ESTRATTO DELLA PAGINA
▬▬▬▬▬▬▬▬▬▬
Da Pittsburgh a New York
Avendo espresso da subito una notevole vena artistica, il nostro eroe se ne va alla volta di New York. Dove scopre Duchamp e la sua latrina, intitolata Fontana, che è il fondamento della sua filosofia artistica. Un esempio? Quando risponde sereno a chi gli chiede il perché abbia ritratto una sedia elettrica: «Sareste sorpresi di quante persone vogliono appenderne una nel loro salotto: l’importante è che si abbini alle tende». Cinico? Piuttosto realista. Non dimenticherà mai da dove viene. La fatica della povertà che caratterizza anche i primi anni newyorkesi, quando divide un appartamento con altri 14 come lui in cerca di fortuna.
▬▬▬▬▬▬▬▬▬▬
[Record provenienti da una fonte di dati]
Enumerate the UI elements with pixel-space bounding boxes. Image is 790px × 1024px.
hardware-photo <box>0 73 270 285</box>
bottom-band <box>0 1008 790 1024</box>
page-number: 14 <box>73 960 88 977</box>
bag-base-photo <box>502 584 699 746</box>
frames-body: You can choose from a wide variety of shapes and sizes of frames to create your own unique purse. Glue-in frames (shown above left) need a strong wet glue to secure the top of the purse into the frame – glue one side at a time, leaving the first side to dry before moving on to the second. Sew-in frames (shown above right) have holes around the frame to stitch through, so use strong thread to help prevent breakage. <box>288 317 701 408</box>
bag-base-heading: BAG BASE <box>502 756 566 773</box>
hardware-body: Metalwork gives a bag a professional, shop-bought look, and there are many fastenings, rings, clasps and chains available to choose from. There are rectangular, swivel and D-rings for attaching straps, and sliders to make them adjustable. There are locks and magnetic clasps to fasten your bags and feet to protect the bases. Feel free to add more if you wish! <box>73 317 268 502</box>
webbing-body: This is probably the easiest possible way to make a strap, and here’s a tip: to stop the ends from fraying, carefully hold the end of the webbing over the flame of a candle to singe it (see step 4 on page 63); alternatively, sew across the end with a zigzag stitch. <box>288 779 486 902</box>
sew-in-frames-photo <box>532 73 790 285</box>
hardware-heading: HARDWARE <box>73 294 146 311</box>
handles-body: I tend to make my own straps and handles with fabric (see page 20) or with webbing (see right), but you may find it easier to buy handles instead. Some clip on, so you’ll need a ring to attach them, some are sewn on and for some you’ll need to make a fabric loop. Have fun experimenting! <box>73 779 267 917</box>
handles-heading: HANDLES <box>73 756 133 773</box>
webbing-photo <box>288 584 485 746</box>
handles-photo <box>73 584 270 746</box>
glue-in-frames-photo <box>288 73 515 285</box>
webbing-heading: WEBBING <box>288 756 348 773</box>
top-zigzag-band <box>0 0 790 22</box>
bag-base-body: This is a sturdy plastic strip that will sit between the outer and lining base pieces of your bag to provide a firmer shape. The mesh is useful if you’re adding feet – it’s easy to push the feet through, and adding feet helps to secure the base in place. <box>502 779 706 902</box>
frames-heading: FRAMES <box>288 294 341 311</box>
▬▬▬▬▬▬▬▬▬▬
ISTRUZIONI DELL'ESERCIZIO
Elenchi tutti i nomi propri (di luoghi, persone e opere) che compaiono nell'estratto sul trasferimento da Pittsburgh a New York, indicando ciascuno una sola volta. I record non hanno alcun ruolo in questo esercizio.

RISPOSTA AL COMPITO
Pittsburgh, New York, Duchamp, Fontana